§ **SET TASK A**:
In the text on the GPU solver, how many times faster than the original CUDA solver was the hybrid solver after the Verlet integration was ported to the GPU?
§ **SET TASK B**:
In the text on the GPU solver, rewrite more briefly the paragraph that begins "The addition of measurements to the GPU platform", keeping its main facts.
§ **SET TASK C**:
From the text on the GPU solver, extract the passage starting at "119,164 0.106 0.113" and ending at "71 CPU cores.", copying it word for word.

** start TEXT PROVIDED **

The port of the Verlet integration algorithm to the GPU platform (Work Package 2b) provided an additional speedup which meant that the new hybrid solver was then 3.3-times faster than the original CUDA solver (Table 3). The performance of the hybrid solver at this stage rivalled that of the MPI-OpenFOAM when run on approximately 79 CPU cores (cf. Table 1).

Simulation size in atoms Force calculation on the GPU (Work Package 1a) Force calculation + Verlet integration on the GPU (Work Package 2b)
119,164 0.164 0.106
Table 3: Verlet integration on the GPU platform.

The addition of measurements to the GPU platform (Work Package 2c) increased the computational time step slightly, as shown in Table 4. The time shown includes the time required to download the measurement data structure from GPU to CPU at every time step. As the measurements were then being performed on GPU, it was no longer necessary to download the molecular positions, velocities and forces to CPU at every time step. The hybrid solver was then equivalent to MPI-OpenFOAM when run on approximately 73 CPU cores.

Simulation size in atoms Force calculation + Verlet integration on the GPU (Work Package 2b) Force calculation + Verlet integration + Measurements on the GPU (Work Package 2c)
119,164 0.106 0.113
Table 4: Measurement tools on the GPU platform.

The addition of the control tools to the GPU platform (Work Package 2d) increased the computational time again, as shown in Table 5. The time reported includes the time necessary to perform control and measurement on GPU and the time required to download the measurement data structure to CPU every time step. The performance of the hybrid solver then compared to MPI-OpenFOAM when run on 71 CPU cores.

Simulation size in atoms Force calculation + Verlet integration + Measurements on the GPU (Work Package 2c) Force calculation + Verlet integration + Measurements + Control Tools on the GPU (Work Package 2d)

** end TEXT PROVIDED **
** start MATERIAL PROVIDED **

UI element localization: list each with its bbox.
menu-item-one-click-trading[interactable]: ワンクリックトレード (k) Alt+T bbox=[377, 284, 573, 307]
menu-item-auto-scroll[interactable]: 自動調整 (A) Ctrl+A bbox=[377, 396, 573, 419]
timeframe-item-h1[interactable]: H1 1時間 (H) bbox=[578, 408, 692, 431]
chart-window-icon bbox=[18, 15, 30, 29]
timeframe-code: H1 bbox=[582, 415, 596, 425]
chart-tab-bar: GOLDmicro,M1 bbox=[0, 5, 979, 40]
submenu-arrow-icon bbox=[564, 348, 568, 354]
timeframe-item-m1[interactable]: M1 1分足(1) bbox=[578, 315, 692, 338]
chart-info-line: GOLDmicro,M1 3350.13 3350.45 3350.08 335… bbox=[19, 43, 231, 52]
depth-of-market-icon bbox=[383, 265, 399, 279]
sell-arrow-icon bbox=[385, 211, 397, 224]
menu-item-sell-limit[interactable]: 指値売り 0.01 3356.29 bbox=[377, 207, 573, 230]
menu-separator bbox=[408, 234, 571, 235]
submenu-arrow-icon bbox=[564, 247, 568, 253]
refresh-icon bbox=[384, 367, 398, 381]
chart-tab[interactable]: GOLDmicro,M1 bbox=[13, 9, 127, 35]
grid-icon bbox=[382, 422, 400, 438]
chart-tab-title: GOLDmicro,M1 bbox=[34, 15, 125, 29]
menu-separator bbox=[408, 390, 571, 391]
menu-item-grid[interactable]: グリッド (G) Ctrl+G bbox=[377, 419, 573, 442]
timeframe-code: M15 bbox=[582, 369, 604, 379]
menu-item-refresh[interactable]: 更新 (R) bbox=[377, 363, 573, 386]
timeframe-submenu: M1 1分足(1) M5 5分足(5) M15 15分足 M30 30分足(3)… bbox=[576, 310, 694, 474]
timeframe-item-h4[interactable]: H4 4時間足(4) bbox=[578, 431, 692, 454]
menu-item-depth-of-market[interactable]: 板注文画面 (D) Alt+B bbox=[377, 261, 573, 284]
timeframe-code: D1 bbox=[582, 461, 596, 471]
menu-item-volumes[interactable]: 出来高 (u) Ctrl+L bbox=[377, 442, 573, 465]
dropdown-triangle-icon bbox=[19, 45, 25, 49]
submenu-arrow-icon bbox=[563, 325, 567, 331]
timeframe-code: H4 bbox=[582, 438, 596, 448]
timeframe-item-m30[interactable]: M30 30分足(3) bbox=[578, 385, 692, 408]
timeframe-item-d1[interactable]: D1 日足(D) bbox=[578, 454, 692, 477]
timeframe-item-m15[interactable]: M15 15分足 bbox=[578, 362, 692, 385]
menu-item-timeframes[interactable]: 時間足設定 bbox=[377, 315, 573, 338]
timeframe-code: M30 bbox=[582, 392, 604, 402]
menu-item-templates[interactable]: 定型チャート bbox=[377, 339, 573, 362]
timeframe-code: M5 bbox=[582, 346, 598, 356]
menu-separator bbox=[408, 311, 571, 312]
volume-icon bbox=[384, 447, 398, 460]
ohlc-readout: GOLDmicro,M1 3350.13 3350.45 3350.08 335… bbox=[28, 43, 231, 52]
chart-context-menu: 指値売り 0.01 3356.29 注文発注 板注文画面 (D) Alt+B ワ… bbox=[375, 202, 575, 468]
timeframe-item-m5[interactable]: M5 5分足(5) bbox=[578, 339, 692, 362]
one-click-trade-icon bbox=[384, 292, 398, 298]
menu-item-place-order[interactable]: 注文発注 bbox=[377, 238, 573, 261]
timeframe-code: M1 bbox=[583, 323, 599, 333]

** end MATERIAL PROVIDED **

§ **TASK SOLUTION A**:
3.3 times faster.

§ **TASK SOLUTION B**:
Moving measurements to the GPU (Work Package 2c) slightly increased the computational time step, as Table 4 shows. That time includes downloading the measurement data structure from GPU to CPU at every time step. Because measurements now ran on the GPU, molecular positions, velocities and forces no longer had to be downloaded to the CPU each step. The hybrid solver then matched MPI-OpenFOAM running on about 73 CPU cores.

§ **TASK SOLUTION C**:
119,164 0.106 0.113
Table 4: Measurement tools on the GPU platform.

The addition of the control tools to the GPU platform (Work Package 2d) increased the computational time again, as shown in Table 5. The time reported includes the time necessary to perform control and measurement on GPU and the time required to download the measurement data structure to CPU every time step. The performance of the hybrid solver then compared to MPI-OpenFOAM when run on 71 CPU cores.